• [WHAT IS BEING ASKED]: Copy out every line that contains "minimize".

• [STORED DATA]:

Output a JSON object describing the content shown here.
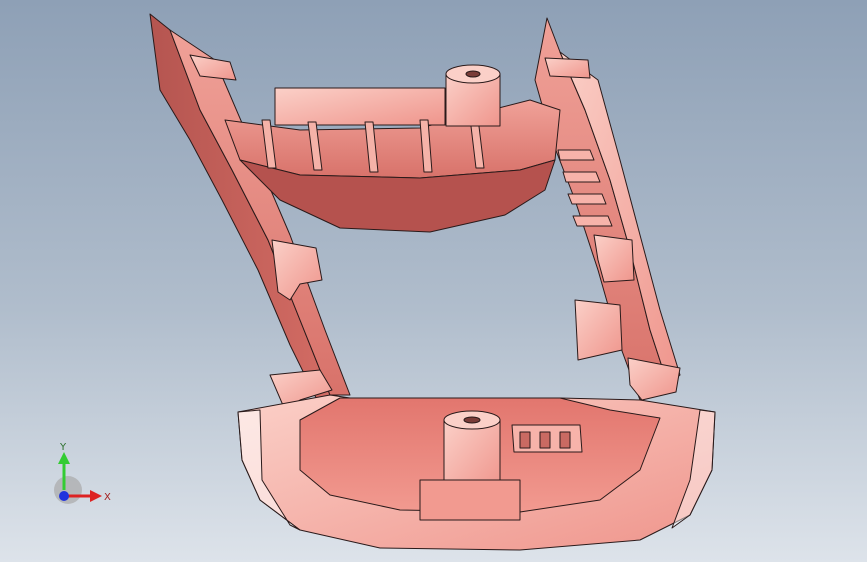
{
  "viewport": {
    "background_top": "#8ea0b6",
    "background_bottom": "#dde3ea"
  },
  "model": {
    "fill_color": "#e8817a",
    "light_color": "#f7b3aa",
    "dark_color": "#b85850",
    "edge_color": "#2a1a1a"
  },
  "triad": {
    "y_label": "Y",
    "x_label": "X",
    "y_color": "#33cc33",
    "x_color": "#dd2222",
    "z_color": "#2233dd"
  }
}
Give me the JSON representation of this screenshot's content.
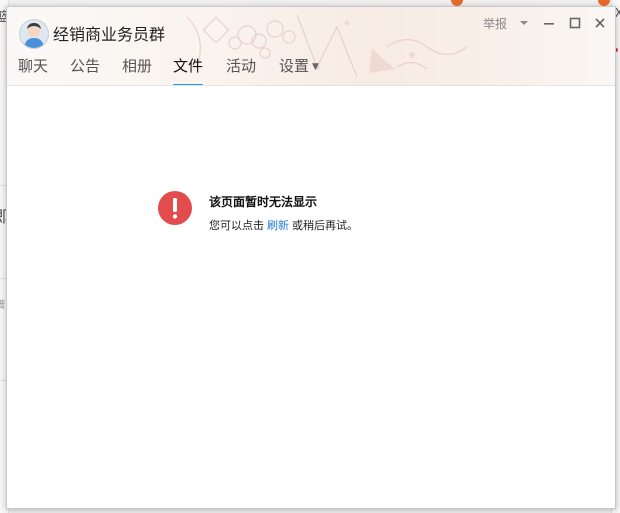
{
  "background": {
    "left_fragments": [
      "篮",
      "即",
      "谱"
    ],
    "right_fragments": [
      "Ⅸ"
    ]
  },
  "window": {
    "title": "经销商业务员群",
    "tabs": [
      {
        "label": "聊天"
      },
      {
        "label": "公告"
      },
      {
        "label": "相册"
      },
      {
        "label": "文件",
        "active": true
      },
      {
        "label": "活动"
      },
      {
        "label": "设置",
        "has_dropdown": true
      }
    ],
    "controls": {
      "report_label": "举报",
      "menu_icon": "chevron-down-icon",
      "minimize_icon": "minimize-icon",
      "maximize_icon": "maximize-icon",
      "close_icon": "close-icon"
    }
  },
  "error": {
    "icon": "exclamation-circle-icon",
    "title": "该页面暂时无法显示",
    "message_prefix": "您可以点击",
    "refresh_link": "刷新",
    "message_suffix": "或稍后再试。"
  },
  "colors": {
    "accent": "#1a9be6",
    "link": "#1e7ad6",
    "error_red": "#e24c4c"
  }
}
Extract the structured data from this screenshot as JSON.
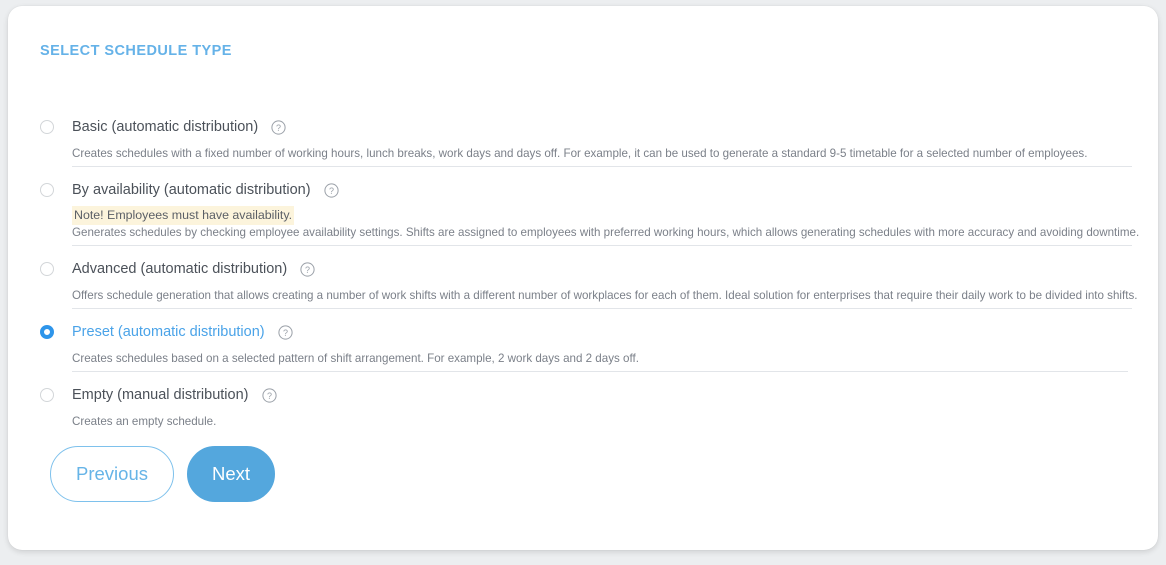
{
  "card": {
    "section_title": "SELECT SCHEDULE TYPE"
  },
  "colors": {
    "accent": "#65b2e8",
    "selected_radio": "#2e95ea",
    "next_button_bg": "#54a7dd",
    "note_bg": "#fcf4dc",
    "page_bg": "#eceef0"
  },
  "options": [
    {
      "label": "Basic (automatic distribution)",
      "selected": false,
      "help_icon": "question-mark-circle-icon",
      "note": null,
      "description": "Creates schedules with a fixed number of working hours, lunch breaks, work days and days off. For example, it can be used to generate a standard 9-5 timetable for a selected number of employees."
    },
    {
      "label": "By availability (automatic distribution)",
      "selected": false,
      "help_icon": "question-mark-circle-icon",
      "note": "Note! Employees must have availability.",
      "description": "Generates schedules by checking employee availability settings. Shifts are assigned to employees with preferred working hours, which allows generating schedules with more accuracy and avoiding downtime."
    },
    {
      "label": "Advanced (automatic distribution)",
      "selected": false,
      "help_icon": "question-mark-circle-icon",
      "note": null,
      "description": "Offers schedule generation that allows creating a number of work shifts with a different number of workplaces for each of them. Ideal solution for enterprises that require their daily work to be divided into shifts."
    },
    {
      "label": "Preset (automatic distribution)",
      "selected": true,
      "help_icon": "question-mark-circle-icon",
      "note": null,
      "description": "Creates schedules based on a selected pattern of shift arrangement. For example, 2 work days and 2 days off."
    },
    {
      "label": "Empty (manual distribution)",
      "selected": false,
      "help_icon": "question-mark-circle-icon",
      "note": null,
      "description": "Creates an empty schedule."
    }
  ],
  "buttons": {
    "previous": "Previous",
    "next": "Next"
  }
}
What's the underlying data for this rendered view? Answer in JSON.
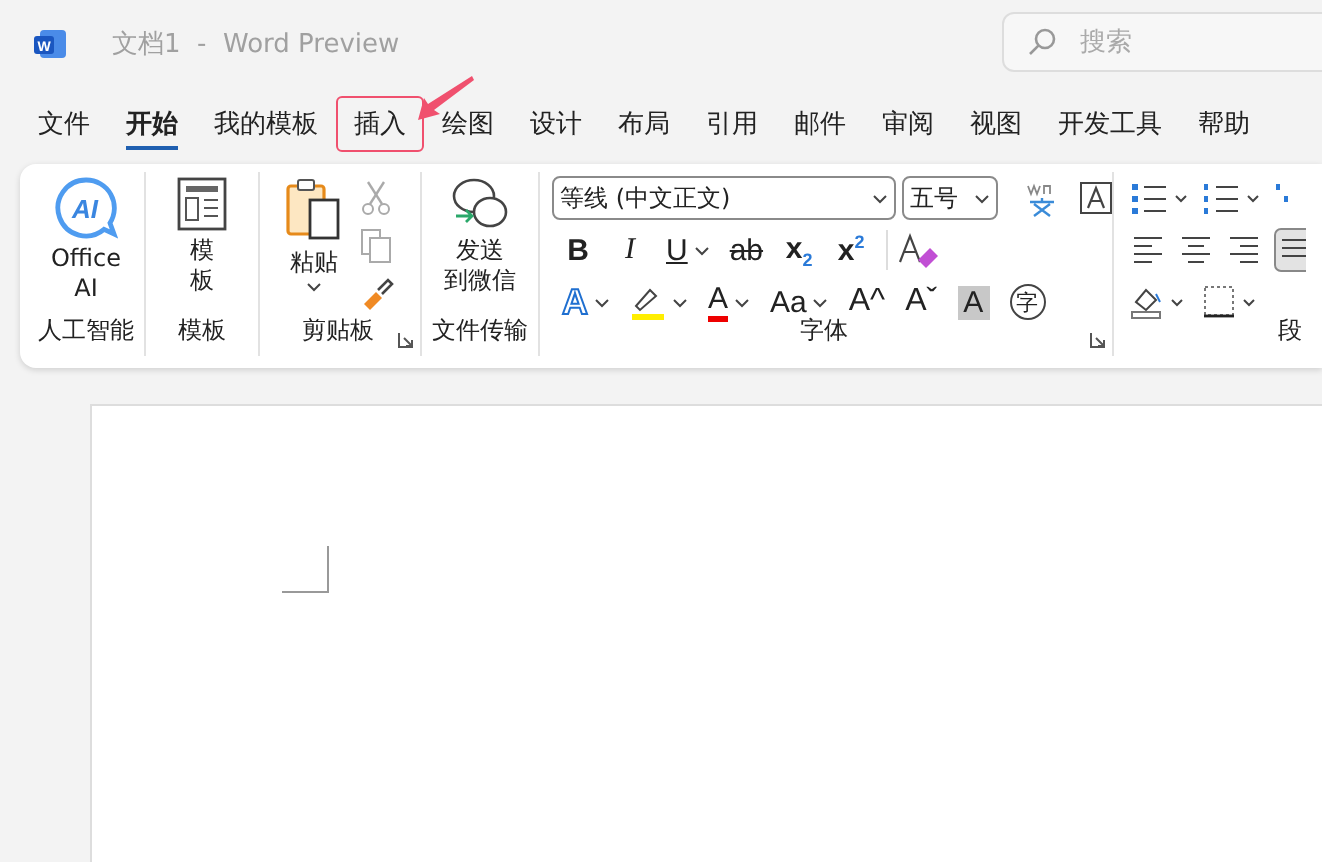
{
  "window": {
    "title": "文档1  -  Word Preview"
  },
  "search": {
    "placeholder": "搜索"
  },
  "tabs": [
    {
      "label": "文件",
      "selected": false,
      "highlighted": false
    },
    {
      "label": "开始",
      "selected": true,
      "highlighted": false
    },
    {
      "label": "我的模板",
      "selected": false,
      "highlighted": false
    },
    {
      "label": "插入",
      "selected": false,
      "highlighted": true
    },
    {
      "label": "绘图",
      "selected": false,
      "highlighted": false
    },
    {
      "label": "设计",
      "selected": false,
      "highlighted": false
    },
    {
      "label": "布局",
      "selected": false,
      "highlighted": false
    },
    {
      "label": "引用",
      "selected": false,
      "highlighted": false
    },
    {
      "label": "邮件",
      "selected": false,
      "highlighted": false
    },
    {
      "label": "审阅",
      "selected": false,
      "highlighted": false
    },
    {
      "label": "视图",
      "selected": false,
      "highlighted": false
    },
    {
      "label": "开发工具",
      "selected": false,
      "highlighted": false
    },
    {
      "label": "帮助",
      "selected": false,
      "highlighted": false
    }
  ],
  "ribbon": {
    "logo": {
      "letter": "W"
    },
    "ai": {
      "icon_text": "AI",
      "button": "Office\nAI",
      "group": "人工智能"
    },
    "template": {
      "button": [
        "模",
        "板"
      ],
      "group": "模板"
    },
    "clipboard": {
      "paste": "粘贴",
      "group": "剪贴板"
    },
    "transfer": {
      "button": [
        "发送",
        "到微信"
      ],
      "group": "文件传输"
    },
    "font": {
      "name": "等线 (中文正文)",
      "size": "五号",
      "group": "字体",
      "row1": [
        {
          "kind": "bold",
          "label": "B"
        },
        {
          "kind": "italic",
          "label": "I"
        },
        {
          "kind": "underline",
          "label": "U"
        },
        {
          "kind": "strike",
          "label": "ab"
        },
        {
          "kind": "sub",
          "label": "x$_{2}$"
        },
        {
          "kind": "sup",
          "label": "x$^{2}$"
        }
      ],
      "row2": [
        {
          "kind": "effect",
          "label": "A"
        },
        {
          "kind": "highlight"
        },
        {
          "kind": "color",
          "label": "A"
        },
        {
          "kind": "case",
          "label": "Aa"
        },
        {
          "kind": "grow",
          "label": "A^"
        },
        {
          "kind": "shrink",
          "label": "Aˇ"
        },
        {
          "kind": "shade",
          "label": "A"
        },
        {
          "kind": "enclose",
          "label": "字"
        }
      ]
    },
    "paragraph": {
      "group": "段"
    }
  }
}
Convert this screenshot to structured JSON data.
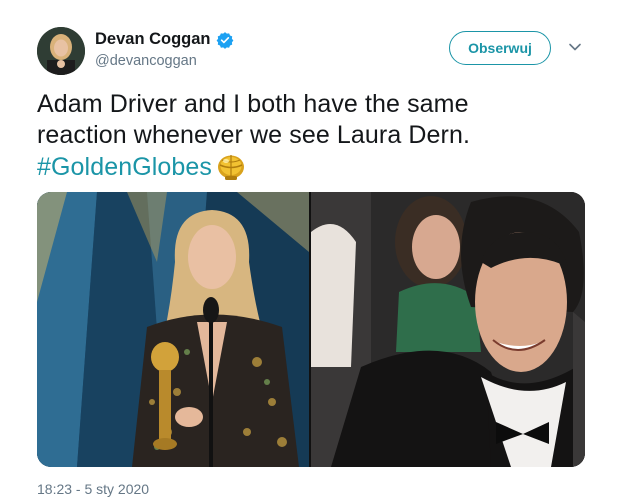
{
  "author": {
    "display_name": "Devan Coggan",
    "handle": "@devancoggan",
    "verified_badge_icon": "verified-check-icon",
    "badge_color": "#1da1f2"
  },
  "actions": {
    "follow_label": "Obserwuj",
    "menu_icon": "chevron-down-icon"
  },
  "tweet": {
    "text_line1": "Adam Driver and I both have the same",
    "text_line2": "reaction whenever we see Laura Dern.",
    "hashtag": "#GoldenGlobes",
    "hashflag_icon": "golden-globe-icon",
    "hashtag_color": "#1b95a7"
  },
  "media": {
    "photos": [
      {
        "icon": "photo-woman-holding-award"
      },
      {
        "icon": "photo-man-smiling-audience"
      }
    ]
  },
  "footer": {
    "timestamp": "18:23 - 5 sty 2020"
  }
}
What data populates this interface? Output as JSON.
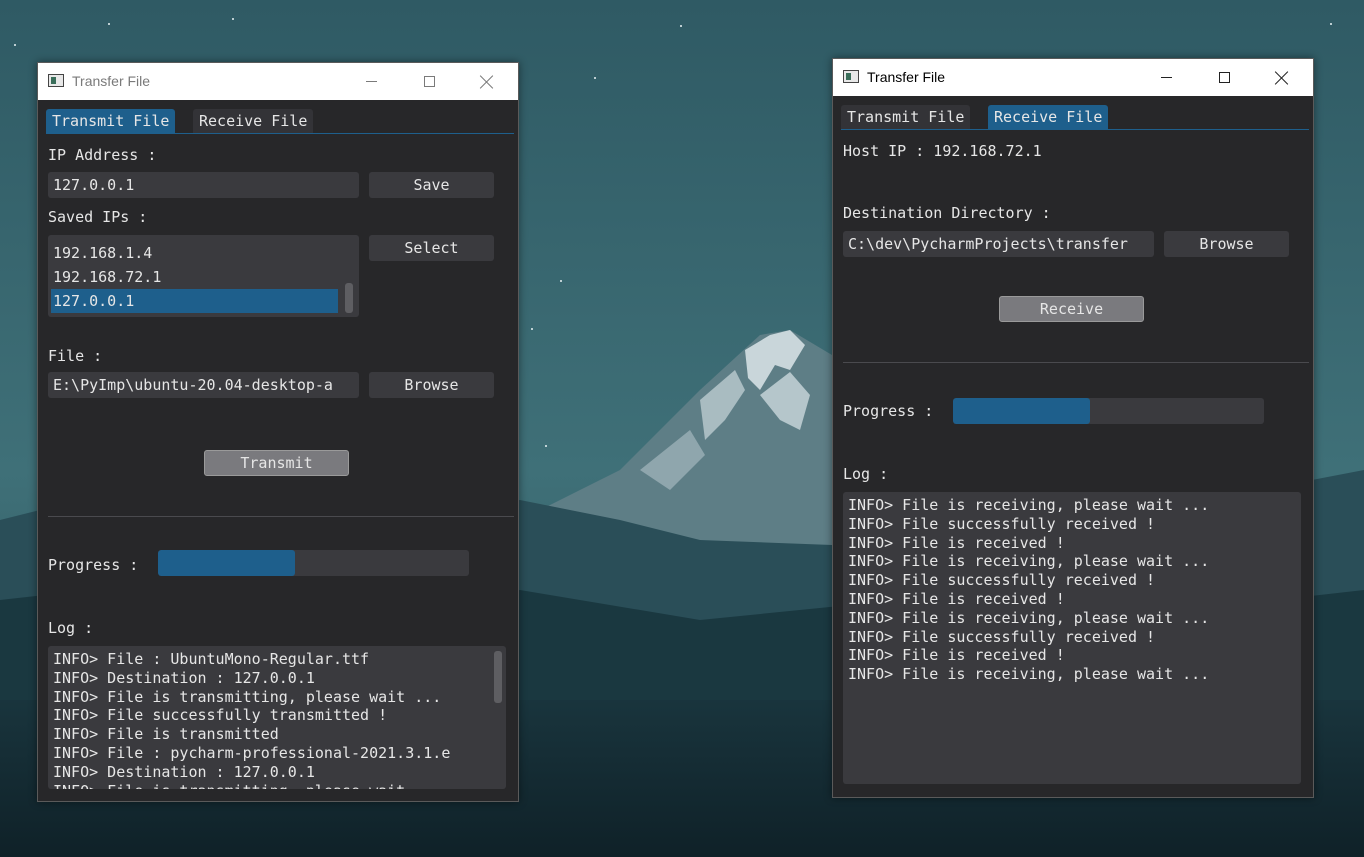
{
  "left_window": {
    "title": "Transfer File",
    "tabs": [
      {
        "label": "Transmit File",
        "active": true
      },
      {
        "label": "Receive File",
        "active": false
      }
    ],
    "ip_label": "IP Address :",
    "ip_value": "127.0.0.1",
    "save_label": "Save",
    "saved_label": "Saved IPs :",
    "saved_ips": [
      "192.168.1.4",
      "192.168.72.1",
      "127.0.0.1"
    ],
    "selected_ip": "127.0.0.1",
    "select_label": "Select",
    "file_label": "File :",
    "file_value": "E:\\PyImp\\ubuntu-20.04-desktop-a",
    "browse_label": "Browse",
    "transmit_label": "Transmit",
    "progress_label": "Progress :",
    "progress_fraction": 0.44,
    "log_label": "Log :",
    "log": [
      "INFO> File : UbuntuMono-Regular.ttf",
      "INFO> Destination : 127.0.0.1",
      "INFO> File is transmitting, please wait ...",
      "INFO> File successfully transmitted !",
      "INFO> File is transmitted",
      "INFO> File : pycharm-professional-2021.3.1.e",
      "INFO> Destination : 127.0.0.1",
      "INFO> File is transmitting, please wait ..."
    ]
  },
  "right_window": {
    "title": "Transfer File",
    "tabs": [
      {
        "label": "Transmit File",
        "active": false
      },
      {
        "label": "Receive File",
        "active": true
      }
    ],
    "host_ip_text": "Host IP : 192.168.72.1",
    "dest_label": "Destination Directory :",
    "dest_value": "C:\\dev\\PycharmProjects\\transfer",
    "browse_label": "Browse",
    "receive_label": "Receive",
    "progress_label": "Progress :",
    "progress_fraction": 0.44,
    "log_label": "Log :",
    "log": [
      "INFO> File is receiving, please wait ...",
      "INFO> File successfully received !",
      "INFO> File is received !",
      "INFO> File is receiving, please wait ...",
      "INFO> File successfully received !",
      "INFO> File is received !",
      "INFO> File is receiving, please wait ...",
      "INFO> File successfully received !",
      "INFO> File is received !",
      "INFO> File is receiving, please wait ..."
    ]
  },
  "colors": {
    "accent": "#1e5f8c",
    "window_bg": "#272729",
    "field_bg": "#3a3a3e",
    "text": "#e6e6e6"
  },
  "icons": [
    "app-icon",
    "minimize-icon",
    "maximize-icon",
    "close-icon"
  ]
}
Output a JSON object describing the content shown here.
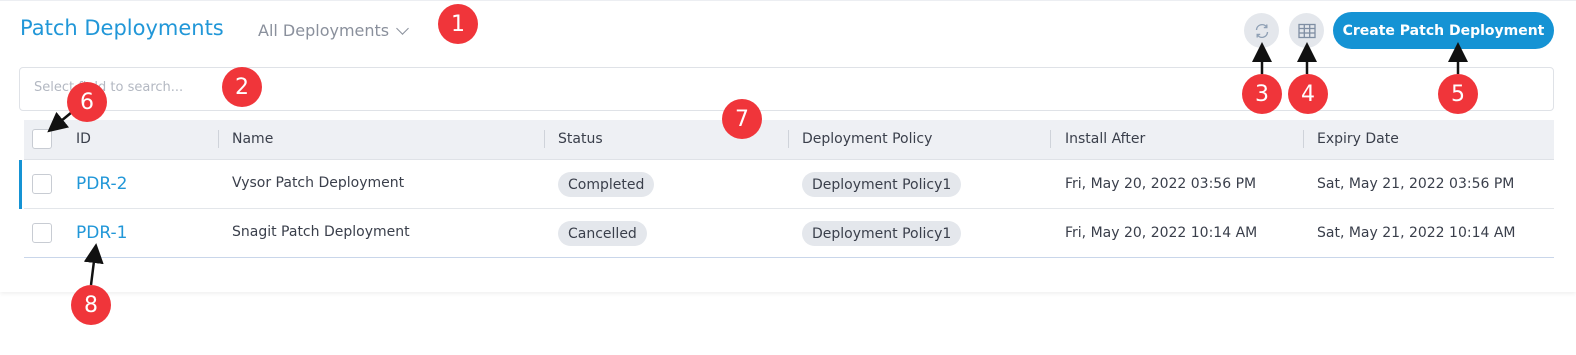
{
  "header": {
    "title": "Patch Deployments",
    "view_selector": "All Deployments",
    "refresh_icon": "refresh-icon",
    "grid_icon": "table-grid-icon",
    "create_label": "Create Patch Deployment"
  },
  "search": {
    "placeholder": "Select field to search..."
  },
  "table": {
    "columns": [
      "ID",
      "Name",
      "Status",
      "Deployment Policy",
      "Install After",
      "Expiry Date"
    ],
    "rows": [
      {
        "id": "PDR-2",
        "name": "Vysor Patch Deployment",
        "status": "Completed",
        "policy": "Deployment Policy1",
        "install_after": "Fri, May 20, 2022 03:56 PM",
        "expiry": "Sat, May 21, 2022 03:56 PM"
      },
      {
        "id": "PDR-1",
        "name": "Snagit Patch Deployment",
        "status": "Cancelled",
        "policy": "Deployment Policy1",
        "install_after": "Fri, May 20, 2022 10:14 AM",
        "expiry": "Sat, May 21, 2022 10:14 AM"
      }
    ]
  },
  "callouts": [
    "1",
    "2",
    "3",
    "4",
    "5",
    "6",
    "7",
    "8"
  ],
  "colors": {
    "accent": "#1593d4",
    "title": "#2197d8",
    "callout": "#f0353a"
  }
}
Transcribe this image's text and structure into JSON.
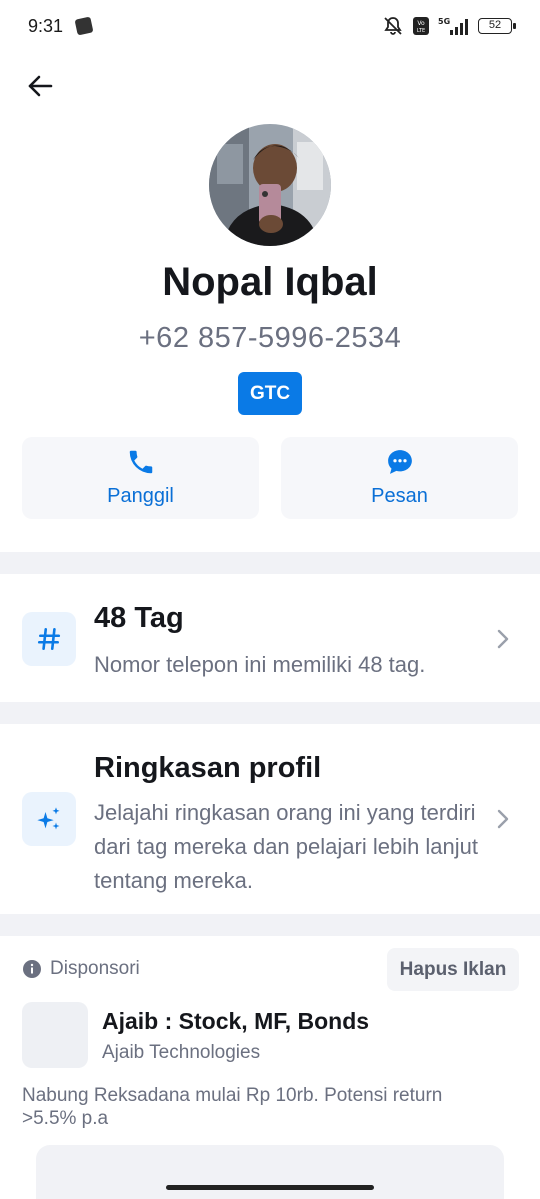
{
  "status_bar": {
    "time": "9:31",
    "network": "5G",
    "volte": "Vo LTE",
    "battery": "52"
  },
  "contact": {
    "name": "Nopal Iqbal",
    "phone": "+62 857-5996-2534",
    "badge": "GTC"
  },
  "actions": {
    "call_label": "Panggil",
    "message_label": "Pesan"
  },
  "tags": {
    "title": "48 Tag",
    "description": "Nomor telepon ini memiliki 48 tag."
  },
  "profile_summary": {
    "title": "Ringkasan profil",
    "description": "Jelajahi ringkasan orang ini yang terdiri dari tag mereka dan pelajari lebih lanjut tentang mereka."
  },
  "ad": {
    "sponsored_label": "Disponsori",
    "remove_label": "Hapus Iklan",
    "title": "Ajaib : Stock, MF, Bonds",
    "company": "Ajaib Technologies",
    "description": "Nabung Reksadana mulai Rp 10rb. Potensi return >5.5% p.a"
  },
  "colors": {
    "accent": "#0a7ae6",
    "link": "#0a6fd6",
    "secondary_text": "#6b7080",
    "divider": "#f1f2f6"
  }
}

• [SOLUTION BELOW]:
      "minimize_icon": "minimize-icon",
    "minimize-icon",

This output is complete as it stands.